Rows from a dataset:
* begin *

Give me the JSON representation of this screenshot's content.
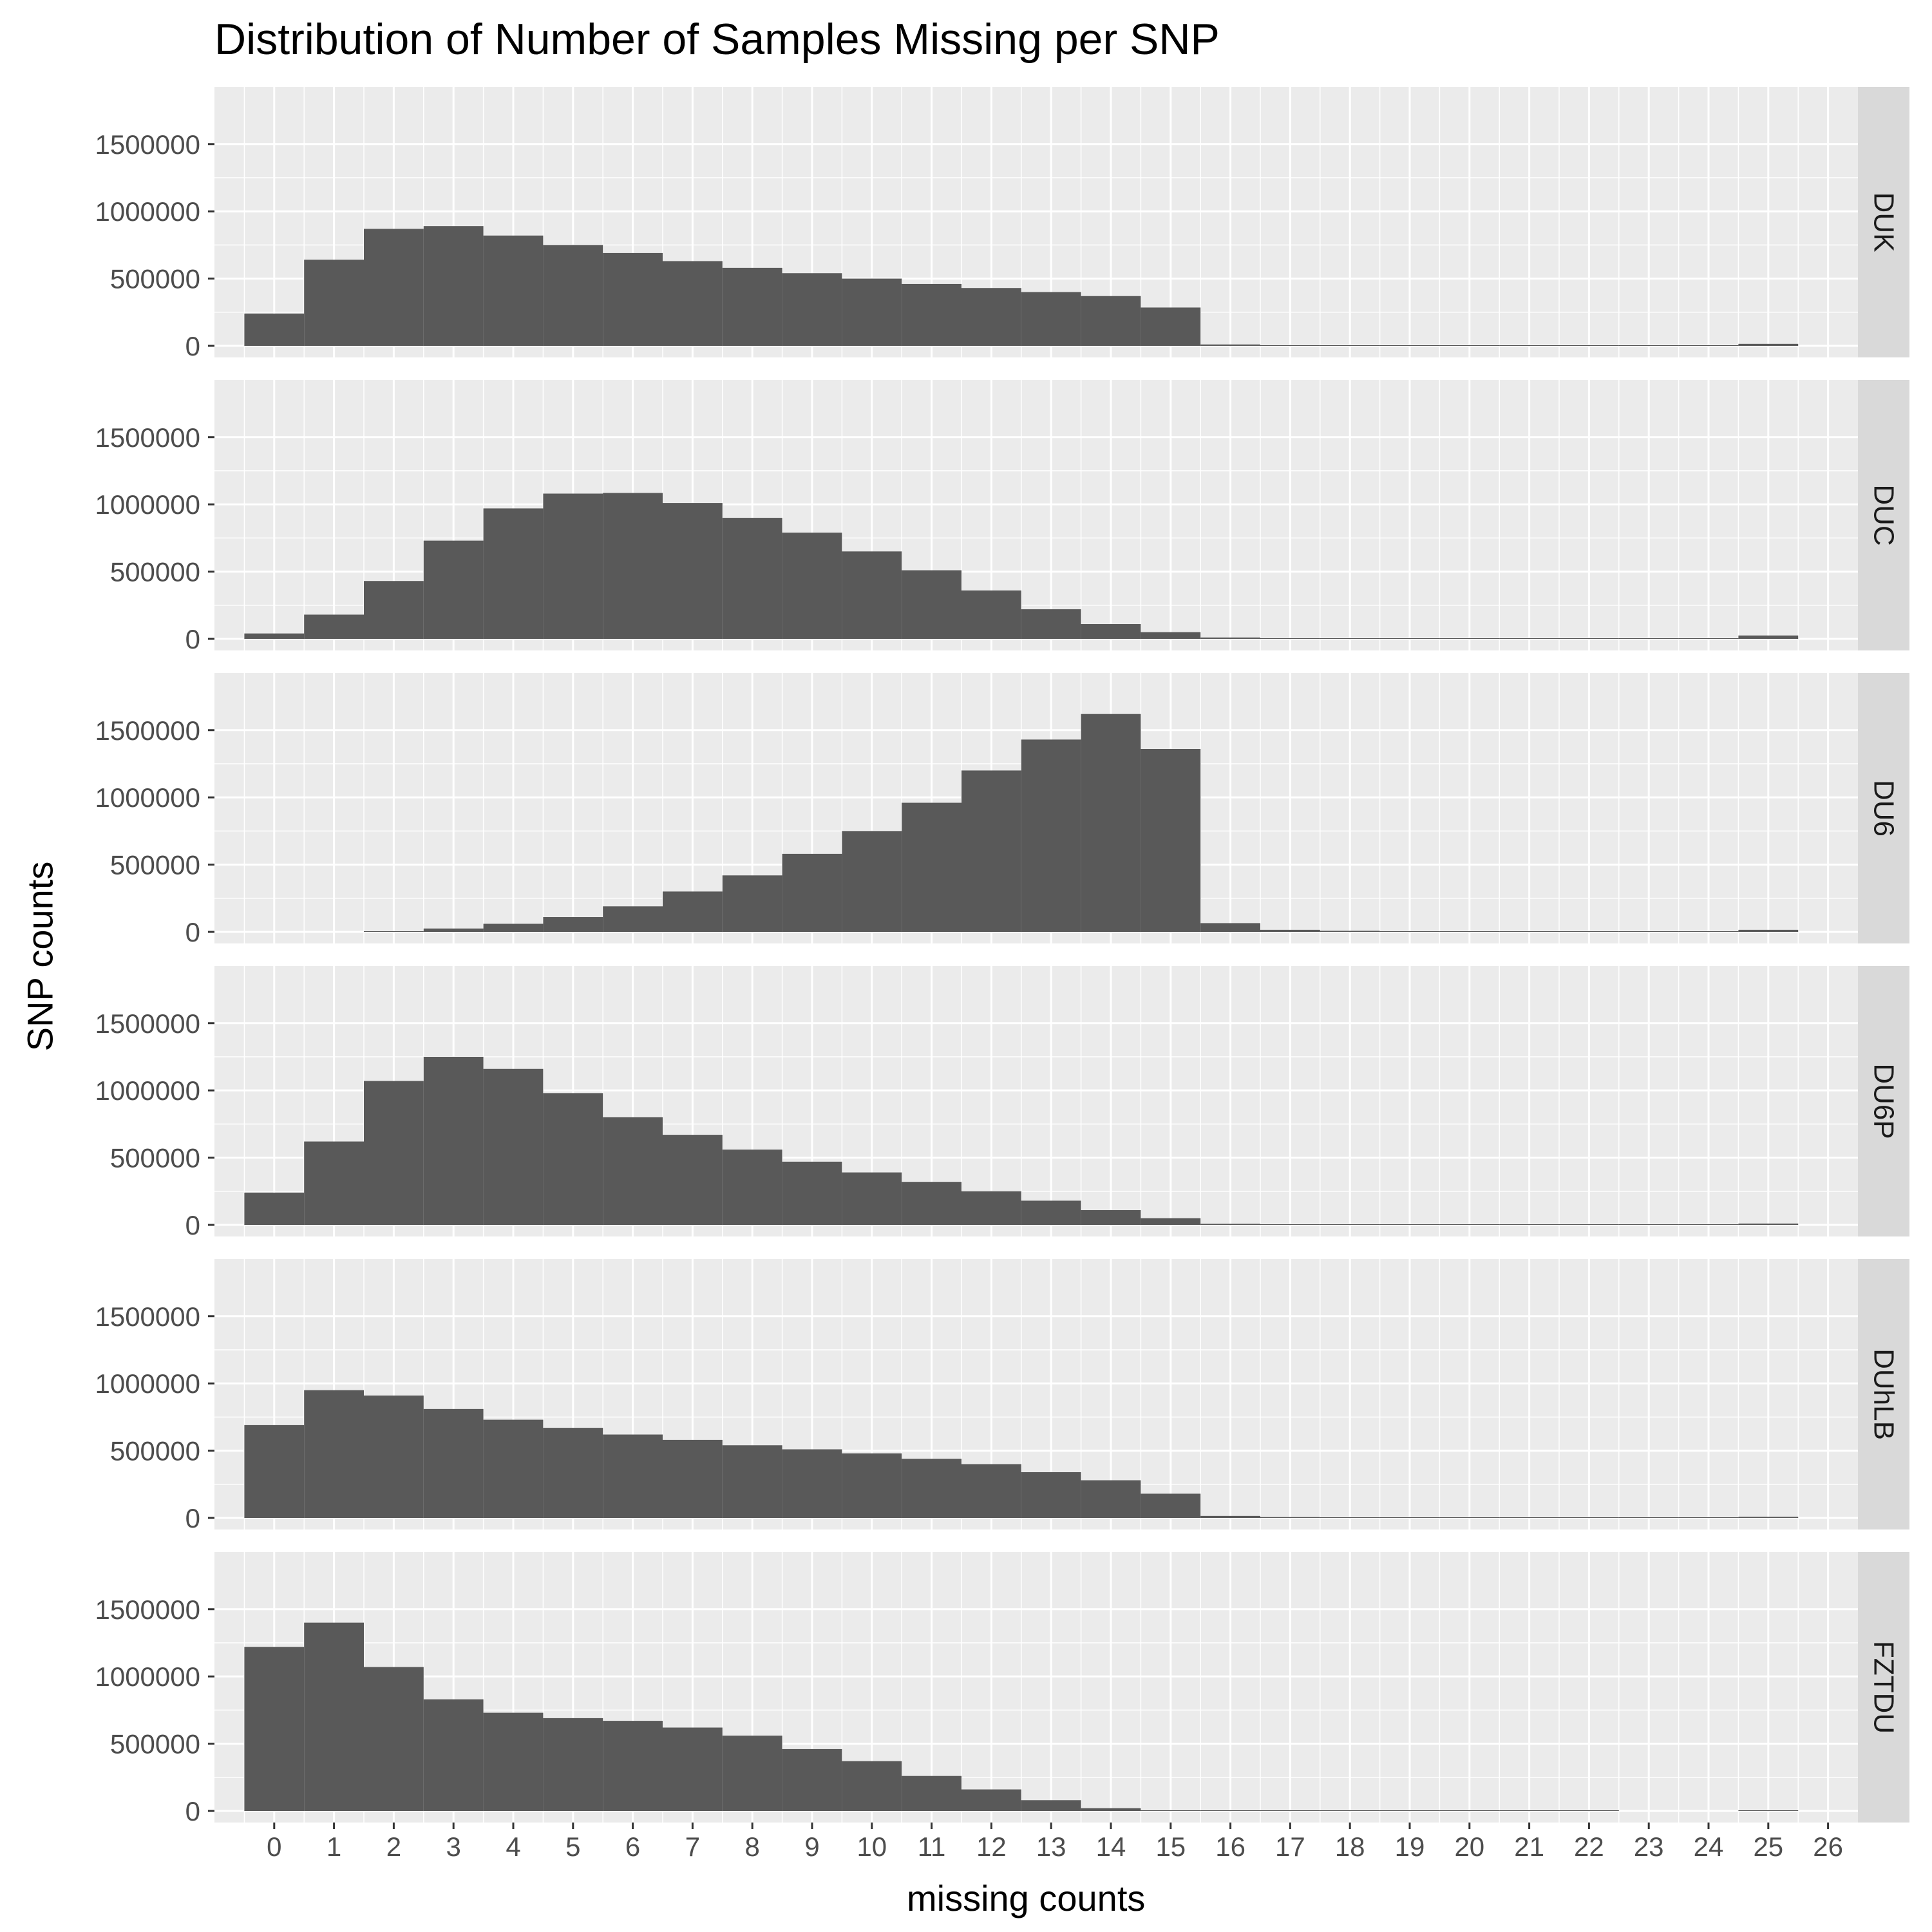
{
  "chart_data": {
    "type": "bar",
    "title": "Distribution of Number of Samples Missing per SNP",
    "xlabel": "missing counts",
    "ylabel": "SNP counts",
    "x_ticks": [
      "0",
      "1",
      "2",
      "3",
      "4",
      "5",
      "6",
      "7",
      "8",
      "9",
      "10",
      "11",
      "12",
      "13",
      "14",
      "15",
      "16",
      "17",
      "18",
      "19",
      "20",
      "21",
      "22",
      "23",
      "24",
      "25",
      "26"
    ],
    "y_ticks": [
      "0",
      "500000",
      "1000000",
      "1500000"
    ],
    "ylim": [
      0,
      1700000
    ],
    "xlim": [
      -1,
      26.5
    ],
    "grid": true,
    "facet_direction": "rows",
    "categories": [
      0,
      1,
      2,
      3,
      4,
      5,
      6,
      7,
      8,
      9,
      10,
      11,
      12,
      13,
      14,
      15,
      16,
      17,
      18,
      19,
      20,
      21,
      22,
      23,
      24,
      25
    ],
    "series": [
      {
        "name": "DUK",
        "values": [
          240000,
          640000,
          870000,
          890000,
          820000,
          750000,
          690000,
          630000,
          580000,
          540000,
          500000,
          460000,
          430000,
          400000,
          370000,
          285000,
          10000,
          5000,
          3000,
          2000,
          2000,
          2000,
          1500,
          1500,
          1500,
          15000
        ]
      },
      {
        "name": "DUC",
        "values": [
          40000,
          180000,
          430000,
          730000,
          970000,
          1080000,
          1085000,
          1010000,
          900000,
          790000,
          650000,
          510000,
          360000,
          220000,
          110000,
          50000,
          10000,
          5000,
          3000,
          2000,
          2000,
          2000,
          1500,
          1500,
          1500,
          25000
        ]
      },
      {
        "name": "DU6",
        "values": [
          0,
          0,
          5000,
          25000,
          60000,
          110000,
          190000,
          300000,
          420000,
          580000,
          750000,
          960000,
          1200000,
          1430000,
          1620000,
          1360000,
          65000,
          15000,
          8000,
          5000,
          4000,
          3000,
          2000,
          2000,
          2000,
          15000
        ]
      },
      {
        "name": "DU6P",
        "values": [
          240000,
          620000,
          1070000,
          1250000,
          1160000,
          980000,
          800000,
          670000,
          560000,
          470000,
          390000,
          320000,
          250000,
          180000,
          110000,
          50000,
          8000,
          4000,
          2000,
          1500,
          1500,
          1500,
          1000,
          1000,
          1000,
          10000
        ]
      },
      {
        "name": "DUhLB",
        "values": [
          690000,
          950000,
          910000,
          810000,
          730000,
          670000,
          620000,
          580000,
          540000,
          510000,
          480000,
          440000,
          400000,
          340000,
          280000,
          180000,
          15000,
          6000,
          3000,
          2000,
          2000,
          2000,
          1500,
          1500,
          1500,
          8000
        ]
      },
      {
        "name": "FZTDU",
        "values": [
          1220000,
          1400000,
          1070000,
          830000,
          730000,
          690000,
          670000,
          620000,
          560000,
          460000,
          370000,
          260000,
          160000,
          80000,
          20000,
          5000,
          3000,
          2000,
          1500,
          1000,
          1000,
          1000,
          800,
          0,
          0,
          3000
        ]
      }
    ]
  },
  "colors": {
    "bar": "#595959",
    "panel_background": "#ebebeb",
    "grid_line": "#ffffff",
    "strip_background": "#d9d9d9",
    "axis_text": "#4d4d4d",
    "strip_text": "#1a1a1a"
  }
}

* end *

● **What to produce**
Say how many lines in the entries contain the string "counts", and say nothing else.

● **Written reply**
2